:: Input data ::
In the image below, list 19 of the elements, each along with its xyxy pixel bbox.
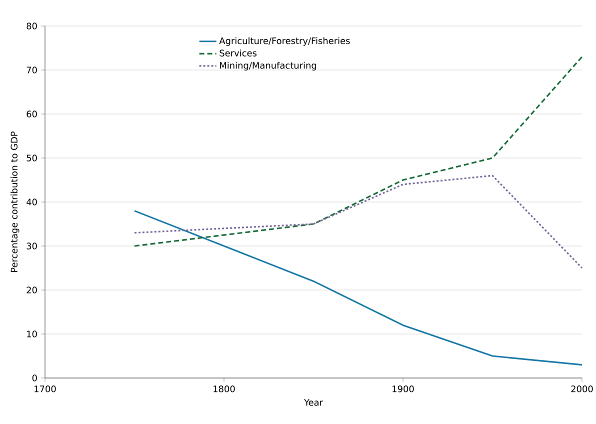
line-series [134,174,583,269]
y-tick-label: 60 [26,110,37,118]
y-tick-label: 50 [26,154,37,162]
y-tick-label: 40 [26,198,37,206]
legend-label: Mining/Manufacturing [220,62,316,70]
x-axis-title: Year [304,399,324,406]
legend-label: Services [220,50,257,56]
y-tick-label: 10 [27,330,37,338]
y-tick-label: 80 [26,22,37,30]
x-tick-label: 1700 [34,386,56,392]
y-tick-label: 70 [26,66,37,74]
y-axis-title: Percentage contribution to GDP [10,131,20,272]
x-tick-label: 1900 [392,386,414,392]
x-tick-label: 1800 [214,386,235,392]
y-tick-label: 20 [26,286,37,294]
y-tick-label: 0 [32,374,37,382]
x-tick-label: 2000 [571,386,593,392]
legend-label: Agriculture/Forestry/Fisheries [219,37,350,46]
y-tick-label: 30 [26,242,37,250]
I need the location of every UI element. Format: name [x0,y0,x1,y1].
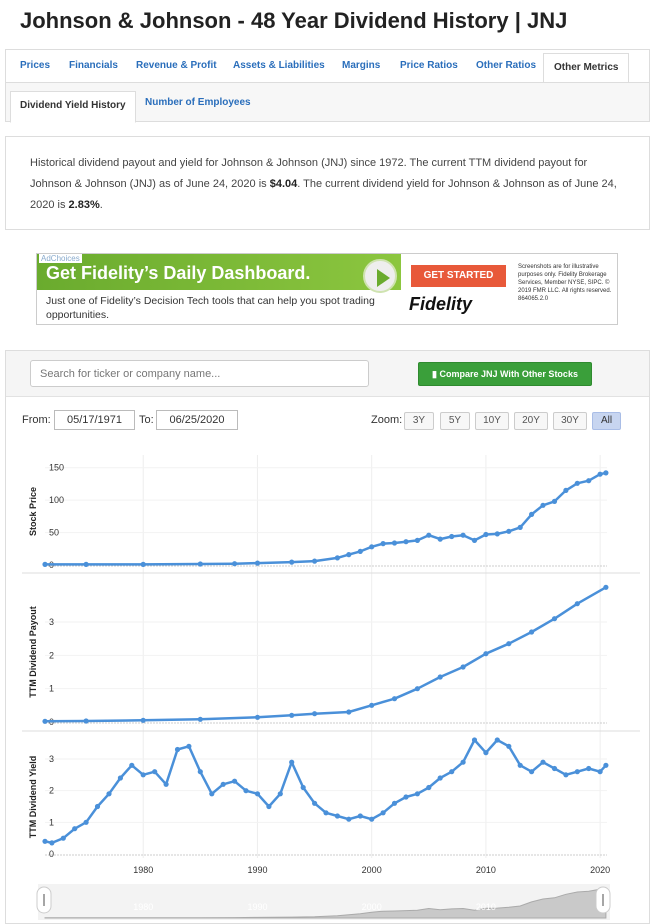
:::
**What you should do:**
Rewrite all the entries with "location" changed to "position", keeping everything else the same and leaving out the pictures.

**Answer to the problem:**
In the image below, list 19 of the elements, each along with its xyxy pixel bbox.
line-series [134,174,583,269]
y-tick-label: 60 [26,110,37,118]
y-tick-label: 50 [26,154,37,162]
y-tick-label: 40 [26,198,37,206]
legend-label: Mining/Manufacturing [220,62,316,70]
x-axis-title: Year [304,399,324,406]
legend-label: Services [220,50,257,56]
y-tick-label: 10 [27,330,37,338]
y-tick-label: 80 [26,22,37,30]
x-tick-label: 1700 [34,386,56,392]
y-tick-label: 70 [26,66,37,74]
y-axis-title: Percentage contribution to GDP [10,131,20,272]
x-tick-label: 1900 [392,386,414,392]
x-tick-label: 1800 [214,386,235,392]
y-tick-label: 20 [26,286,37,294]
y-tick-label: 0 [32,374,37,382]
x-tick-label: 2000 [571,386,593,392]
legend-label: Agriculture/Forestry/Fisheries [219,37,350,46]
y-tick-label: 30 [26,242,37,250]
I need the position of every UI element. Format: name [x0,y0,x1,y1].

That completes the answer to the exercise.